Recorded data:
· · · ·

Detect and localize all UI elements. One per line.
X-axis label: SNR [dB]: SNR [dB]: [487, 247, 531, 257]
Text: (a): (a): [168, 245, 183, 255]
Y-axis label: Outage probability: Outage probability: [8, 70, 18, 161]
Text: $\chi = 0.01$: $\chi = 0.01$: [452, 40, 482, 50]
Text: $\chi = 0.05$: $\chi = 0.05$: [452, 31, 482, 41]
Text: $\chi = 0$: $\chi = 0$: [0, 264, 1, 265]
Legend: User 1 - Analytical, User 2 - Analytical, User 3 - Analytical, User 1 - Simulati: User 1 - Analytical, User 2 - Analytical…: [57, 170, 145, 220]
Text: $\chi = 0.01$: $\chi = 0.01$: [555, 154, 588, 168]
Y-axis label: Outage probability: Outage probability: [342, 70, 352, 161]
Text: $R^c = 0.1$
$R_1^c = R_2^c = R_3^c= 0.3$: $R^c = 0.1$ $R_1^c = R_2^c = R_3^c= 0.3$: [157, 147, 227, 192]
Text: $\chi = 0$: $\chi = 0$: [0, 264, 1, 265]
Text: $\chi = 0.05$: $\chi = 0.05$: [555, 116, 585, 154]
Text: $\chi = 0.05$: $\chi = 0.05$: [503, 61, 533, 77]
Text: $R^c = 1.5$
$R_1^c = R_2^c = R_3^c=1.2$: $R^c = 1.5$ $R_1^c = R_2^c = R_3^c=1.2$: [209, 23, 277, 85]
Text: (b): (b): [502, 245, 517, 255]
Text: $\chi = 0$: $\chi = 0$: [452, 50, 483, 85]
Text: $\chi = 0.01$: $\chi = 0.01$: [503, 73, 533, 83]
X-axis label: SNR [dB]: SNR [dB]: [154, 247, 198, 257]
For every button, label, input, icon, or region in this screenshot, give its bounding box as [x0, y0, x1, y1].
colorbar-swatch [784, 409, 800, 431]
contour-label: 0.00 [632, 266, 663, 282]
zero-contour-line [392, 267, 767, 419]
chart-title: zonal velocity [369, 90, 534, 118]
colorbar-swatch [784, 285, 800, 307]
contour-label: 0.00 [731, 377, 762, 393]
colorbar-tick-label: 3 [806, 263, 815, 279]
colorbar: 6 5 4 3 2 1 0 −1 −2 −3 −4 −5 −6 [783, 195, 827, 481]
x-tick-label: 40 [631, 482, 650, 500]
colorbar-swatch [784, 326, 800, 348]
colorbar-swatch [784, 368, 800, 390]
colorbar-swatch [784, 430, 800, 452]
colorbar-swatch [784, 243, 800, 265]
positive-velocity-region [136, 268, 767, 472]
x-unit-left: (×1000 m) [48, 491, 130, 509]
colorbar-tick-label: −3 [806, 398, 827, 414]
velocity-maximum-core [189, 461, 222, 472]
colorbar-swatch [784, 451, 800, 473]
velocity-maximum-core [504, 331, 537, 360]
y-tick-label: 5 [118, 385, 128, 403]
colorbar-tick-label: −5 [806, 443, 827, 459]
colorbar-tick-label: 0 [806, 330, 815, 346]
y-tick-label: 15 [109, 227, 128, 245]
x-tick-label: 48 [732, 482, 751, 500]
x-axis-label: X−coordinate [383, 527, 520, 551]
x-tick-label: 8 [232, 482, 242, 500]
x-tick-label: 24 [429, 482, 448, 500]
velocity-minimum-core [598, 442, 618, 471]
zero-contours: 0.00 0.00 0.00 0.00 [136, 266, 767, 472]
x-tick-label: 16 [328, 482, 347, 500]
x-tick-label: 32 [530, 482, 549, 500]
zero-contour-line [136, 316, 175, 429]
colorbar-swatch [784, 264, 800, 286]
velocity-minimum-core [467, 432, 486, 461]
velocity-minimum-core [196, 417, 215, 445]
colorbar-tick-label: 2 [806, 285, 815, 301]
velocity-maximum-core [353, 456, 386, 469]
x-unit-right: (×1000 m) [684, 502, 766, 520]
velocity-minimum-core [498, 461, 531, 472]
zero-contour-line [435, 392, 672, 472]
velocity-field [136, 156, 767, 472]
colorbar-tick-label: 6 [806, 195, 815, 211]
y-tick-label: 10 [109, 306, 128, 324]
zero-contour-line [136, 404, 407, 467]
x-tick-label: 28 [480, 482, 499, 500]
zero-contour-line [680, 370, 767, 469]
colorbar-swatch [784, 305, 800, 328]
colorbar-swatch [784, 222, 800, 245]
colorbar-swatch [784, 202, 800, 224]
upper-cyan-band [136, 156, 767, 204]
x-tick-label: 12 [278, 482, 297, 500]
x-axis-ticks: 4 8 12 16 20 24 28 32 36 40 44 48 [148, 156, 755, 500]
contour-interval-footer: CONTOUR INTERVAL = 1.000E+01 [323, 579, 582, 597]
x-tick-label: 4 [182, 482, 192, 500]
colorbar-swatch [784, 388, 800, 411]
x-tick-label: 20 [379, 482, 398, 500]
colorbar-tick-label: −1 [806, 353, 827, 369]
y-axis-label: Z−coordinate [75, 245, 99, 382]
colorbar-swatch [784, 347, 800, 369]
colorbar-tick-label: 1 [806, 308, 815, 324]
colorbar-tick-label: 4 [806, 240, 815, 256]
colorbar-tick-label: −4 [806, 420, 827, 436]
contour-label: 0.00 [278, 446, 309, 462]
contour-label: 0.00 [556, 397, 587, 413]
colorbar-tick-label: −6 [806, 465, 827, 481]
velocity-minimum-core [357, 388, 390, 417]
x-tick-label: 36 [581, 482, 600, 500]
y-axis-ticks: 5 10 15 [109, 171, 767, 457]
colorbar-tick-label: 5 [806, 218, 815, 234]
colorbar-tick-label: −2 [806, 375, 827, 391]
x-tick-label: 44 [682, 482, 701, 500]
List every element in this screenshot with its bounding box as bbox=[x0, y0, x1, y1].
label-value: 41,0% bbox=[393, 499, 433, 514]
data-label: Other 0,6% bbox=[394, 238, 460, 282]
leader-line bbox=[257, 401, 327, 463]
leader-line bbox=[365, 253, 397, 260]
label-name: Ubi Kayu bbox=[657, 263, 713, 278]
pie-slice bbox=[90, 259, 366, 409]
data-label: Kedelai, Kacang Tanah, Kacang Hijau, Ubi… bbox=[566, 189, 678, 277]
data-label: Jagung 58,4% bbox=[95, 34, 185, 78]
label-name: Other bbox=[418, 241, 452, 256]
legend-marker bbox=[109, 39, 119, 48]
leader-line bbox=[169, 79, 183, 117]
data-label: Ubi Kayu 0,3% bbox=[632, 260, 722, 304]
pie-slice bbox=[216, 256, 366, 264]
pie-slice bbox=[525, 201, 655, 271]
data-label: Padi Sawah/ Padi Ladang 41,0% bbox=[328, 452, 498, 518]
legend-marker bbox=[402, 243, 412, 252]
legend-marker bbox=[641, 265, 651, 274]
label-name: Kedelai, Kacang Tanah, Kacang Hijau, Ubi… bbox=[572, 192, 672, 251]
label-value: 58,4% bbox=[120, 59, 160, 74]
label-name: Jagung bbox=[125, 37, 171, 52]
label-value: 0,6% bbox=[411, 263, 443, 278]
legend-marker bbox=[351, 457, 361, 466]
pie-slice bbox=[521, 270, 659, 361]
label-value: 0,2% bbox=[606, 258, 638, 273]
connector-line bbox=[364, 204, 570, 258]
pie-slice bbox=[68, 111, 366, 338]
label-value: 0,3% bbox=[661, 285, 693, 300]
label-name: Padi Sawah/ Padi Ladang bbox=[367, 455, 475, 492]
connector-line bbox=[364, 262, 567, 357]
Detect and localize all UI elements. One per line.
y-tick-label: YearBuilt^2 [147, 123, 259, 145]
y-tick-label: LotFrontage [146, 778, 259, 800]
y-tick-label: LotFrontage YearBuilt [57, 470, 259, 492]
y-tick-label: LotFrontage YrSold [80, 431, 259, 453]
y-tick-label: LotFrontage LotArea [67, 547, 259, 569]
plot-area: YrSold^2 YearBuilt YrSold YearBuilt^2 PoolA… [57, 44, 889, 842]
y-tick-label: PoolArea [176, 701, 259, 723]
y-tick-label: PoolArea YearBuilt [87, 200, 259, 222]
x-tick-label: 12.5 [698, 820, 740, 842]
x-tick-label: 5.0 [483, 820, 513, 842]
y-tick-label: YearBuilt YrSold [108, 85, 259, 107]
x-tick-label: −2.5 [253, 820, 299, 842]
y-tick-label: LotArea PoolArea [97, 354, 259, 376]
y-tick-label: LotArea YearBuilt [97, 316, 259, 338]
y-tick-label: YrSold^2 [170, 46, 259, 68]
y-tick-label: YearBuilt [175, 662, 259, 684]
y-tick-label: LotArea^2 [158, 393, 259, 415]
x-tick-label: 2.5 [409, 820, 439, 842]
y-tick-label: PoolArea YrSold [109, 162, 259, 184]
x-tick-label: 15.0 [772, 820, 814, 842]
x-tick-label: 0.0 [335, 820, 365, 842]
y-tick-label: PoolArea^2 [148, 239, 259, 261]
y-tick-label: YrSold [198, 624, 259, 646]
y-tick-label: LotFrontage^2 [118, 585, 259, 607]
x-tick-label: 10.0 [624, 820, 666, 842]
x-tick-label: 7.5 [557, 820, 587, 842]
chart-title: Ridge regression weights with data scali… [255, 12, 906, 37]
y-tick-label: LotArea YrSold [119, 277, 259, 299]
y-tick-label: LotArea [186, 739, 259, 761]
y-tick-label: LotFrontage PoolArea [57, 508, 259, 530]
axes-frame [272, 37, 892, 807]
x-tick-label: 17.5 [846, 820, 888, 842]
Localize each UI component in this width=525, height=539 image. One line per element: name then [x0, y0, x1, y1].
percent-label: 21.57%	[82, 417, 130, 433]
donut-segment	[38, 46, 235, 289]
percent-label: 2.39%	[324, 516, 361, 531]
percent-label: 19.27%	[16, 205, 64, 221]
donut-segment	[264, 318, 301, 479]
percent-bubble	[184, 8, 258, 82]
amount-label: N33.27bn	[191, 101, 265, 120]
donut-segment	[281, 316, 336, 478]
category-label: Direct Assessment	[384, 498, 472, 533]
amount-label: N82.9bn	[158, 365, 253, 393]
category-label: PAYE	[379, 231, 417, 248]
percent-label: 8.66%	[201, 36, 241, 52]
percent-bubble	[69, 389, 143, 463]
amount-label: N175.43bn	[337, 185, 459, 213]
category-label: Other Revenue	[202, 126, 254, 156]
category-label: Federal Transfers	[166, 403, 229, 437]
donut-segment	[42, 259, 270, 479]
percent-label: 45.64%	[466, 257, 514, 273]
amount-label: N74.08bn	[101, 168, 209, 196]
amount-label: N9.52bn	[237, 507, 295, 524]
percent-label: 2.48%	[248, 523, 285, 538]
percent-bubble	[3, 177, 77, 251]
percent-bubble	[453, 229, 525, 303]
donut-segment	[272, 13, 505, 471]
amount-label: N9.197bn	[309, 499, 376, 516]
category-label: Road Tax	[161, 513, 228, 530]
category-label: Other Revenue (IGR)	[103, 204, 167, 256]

· · · ·

• **WRITTEN EXERCISE**
Update the entries from the start of the records through the line containing "23, 277, 85]" by replacing "Outage probability" with "Outage rate" and leaving everything else as it is.

• **THE RESPONSE**
Detect and localize all UI elements. One per line.
X-axis label: SNR [dB]: SNR [dB]: [487, 247, 531, 257]
Text: (a): (a): [168, 245, 183, 255]
Y-axis label: Outage rate: Outage rate: [8, 70, 18, 161]
Text: $\chi = 0.01$: $\chi = 0.01$: [452, 40, 482, 50]
Text: $\chi = 0.05$: $\chi = 0.05$: [452, 31, 482, 41]
Text: $\chi = 0$: $\chi = 0$: [0, 264, 1, 265]
Legend: User 1 - Analytical, User 2 - Analytical, User 3 - Analytical, User 1 - Simulati: User 1 - Analytical, User 2 - Analytical…: [57, 170, 145, 220]
Text: $\chi = 0.01$: $\chi = 0.01$: [555, 154, 588, 168]
Y-axis label: Outage rate: Outage rate: [342, 70, 352, 161]
Text: $R^c = 0.1$
$R_1^c = R_2^c = R_3^c= 0.3$: $R^c = 0.1$ $R_1^c = R_2^c = R_3^c= 0.3$: [157, 147, 227, 192]
Text: $\chi = 0$: $\chi = 0$: [0, 264, 1, 265]
Text: $\chi = 0.05$: $\chi = 0.05$: [555, 116, 585, 154]
Text: $\chi = 0.05$: $\chi = 0.05$: [503, 61, 533, 77]
Text: $R^c = 1.5$
$R_1^c = R_2^c = R_3^c=1.2$: $R^c = 1.5$ $R_1^c = R_2^c = R_3^c=1.2$: [209, 23, 277, 85]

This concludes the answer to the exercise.